[Written request]: From the listing below, pick out each line with the word "image".

Records from a data source
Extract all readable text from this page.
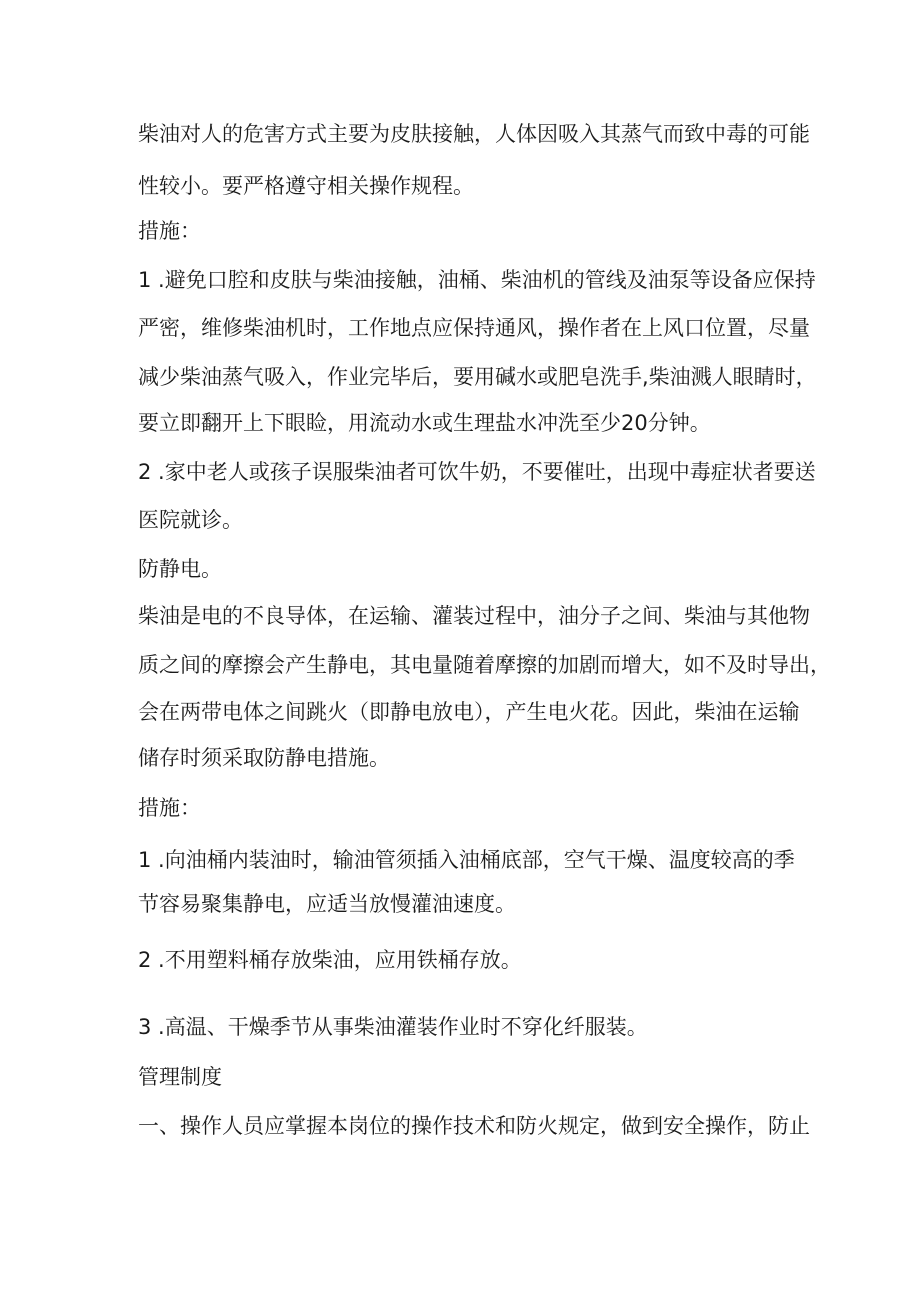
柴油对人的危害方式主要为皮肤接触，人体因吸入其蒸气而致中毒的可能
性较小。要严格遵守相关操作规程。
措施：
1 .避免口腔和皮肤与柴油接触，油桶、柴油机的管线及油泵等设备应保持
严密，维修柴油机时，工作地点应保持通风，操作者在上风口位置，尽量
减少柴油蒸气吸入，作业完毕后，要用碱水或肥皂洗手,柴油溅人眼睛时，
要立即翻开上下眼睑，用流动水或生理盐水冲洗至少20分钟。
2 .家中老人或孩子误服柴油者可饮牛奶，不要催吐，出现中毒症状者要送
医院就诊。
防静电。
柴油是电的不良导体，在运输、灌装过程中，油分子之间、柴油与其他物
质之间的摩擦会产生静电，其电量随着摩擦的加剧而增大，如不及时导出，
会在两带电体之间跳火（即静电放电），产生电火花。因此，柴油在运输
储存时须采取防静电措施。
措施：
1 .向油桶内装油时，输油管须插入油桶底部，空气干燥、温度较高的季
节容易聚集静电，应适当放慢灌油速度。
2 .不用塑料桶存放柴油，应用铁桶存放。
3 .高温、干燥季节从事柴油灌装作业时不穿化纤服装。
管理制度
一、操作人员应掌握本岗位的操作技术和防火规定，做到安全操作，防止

--

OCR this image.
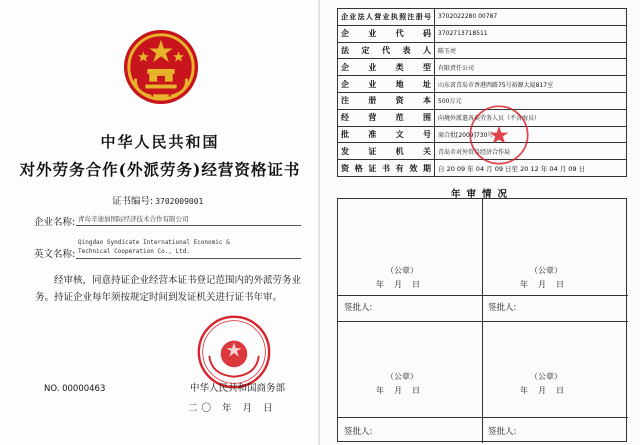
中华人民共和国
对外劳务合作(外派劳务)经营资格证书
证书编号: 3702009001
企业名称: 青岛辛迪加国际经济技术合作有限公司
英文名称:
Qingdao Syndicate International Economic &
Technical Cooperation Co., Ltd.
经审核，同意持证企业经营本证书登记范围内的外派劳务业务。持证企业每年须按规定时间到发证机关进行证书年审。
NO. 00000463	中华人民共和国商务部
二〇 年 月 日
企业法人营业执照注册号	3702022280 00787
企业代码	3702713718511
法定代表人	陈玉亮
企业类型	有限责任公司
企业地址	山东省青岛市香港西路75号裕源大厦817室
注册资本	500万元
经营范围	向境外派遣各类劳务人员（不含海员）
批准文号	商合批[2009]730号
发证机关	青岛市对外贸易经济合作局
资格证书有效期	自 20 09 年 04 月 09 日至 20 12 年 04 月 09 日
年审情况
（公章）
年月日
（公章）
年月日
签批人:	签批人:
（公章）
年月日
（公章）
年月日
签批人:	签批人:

--

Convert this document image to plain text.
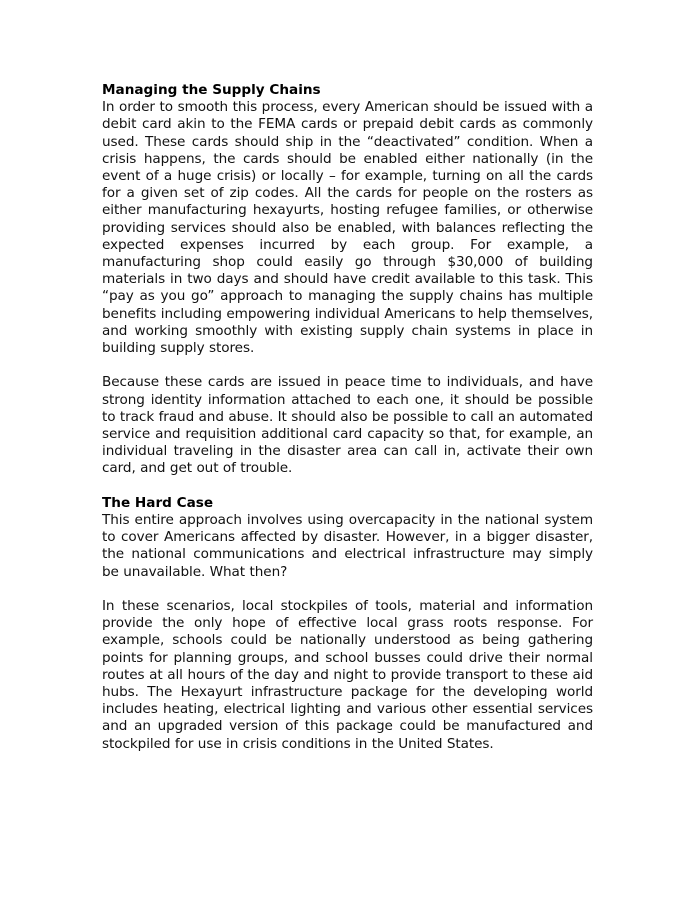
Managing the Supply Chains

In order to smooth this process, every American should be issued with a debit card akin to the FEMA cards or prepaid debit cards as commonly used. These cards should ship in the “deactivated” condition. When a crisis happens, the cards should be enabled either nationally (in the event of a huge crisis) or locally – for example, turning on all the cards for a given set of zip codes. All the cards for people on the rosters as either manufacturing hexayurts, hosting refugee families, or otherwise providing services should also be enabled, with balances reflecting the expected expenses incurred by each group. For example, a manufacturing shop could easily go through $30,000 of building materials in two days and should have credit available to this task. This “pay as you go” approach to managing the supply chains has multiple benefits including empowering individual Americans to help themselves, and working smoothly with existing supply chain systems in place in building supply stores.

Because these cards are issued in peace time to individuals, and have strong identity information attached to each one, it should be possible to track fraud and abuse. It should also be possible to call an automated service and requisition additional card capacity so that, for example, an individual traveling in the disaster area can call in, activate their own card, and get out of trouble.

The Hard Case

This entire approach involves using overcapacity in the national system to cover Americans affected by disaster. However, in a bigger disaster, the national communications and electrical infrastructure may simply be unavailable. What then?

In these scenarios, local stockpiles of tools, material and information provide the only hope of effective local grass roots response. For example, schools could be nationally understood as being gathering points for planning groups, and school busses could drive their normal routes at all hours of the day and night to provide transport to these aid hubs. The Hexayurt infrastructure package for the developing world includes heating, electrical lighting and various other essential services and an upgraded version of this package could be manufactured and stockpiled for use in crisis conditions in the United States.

[Written response]:
OCR this image.
Convert this document image to plain text.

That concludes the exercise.